= WORKING DATA =
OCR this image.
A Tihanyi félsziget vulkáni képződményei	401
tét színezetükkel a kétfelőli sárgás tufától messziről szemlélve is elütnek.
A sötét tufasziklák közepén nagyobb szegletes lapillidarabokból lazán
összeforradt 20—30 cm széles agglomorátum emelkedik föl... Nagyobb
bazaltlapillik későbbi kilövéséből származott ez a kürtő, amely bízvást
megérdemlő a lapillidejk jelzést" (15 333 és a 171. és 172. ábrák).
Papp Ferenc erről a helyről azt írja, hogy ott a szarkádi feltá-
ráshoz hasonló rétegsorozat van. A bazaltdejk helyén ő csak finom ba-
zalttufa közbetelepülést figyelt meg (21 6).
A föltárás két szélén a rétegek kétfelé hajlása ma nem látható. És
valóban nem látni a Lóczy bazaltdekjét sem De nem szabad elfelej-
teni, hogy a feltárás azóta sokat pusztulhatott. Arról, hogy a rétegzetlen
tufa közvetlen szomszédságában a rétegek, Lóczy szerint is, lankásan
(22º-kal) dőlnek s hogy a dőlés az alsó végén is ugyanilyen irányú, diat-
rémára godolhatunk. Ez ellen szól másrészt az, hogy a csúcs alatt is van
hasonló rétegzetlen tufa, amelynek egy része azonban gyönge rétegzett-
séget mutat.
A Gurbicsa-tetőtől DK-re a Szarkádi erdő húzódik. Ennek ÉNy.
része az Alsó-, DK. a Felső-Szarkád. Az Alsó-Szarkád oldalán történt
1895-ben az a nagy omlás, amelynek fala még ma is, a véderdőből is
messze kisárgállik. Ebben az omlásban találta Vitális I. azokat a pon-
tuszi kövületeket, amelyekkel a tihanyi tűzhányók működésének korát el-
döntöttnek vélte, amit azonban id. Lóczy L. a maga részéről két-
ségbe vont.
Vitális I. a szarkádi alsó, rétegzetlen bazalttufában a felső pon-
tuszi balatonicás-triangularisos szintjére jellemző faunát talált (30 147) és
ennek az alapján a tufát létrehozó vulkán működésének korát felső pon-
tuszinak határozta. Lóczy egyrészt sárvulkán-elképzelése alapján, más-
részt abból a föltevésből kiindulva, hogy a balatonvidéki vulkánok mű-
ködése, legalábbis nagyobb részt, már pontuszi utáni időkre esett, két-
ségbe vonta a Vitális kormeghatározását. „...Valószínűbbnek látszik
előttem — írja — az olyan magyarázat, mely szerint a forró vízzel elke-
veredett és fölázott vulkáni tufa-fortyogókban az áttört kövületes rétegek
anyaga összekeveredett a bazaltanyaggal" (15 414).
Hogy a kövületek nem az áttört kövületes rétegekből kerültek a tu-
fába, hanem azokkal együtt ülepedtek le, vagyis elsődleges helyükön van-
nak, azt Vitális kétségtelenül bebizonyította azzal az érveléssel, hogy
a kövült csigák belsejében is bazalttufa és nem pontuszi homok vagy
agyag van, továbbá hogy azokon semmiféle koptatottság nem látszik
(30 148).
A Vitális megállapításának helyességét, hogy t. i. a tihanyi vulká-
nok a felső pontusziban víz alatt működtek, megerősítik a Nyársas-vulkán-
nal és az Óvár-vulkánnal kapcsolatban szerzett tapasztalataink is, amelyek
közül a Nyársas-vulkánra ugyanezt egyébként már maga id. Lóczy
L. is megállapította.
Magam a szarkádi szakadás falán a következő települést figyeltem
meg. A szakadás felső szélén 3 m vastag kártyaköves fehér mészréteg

= TASK DESCRIPTION =
Type out the full listing again, exactly as given.

= SOLVED PROBLEM =
OCR this image.
A Tihanyi félsziget vulkáni képződményei	401
tét színezetükkel a kétfelőli sárgás tufától messziről szemlélve is elütnek.
A sötét tufasziklák közepén nagyobb szegletes lapillidarabokból lazán
összeforradt 20—30 cm széles agglomorátum emelkedik föl... Nagyobb
bazaltlapillik későbbi kilövéséből származott ez a kürtő, amely bízvást
megérdemlő a lapillidejk jelzést" (15 333 és a 171. és 172. ábrák).
Papp Ferenc erről a helyről azt írja, hogy ott a szarkádi feltá-
ráshoz hasonló rétegsorozat van. A bazaltdejk helyén ő csak finom ba-
zalttufa közbetelepülést figyelt meg (21 6).
A föltárás két szélén a rétegek kétfelé hajlása ma nem látható. És
valóban nem látni a Lóczy bazaltdekjét sem De nem szabad elfelej-
teni, hogy a feltárás azóta sokat pusztulhatott. Arról, hogy a rétegzetlen
tufa közvetlen szomszédságában a rétegek, Lóczy szerint is, lankásan
(22º-kal) dőlnek s hogy a dőlés az alsó végén is ugyanilyen irányú, diat-
rémára godolhatunk. Ez ellen szól másrészt az, hogy a csúcs alatt is van
hasonló rétegzetlen tufa, amelynek egy része azonban gyönge rétegzett-
séget mutat.
A Gurbicsa-tetőtől DK-re a Szarkádi erdő húzódik. Ennek ÉNy.
része az Alsó-, DK. a Felső-Szarkád. Az Alsó-Szarkád oldalán történt
1895-ben az a nagy omlás, amelynek fala még ma is, a véderdőből is
messze kisárgállik. Ebben az omlásban találta Vitális I. azokat a pon-
tuszi kövületeket, amelyekkel a tihanyi tűzhányók működésének korát el-
döntöttnek vélte, amit azonban id. Lóczy L. a maga részéről két-
ségbe vont.
Vitális I. a szarkádi alsó, rétegzetlen bazalttufában a felső pon-
tuszi balatonicás-triangularisos szintjére jellemző faunát talált (30 147) és
ennek az alapján a tufát létrehozó vulkán működésének korát felső pon-
tuszinak határozta. Lóczy egyrészt sárvulkán-elképzelése alapján, más-
részt abból a föltevésből kiindulva, hogy a balatonvidéki vulkánok mű-
ködése, legalábbis nagyobb részt, már pontuszi utáni időkre esett, két-
ségbe vonta a Vitális kormeghatározását. „...Valószínűbbnek látszik
előttem — írja — az olyan magyarázat, mely szerint a forró vízzel elke-
veredett és fölázott vulkáni tufa-fortyogókban az áttört kövületes rétegek
anyaga összekeveredett a bazaltanyaggal" (15 414).
Hogy a kövületek nem az áttört kövületes rétegekből kerültek a tu-
fába, hanem azokkal együtt ülepedtek le, vagyis elsődleges helyükön van-
nak, azt Vitális kétségtelenül bebizonyította azzal az érveléssel, hogy
a kövült csigák belsejében is bazalttufa és nem pontuszi homok vagy
agyag van, továbbá hogy azokon semmiféle koptatottság nem látszik
(30 148).
A Vitális megállapításának helyességét, hogy t. i. a tihanyi vulká-
nok a felső pontusziban víz alatt működtek, megerősítik a Nyársas-vulkán-
nal és az Óvár-vulkánnal kapcsolatban szerzett tapasztalataink is, amelyek
közül a Nyársas-vulkánra ugyanezt egyébként már maga id. Lóczy
L. is megállapította.
Magam a szarkádi szakadás falán a következő települést figyeltem
meg. A szakadás felső szélén 3 m vastag kártyaköves fehér mészréteg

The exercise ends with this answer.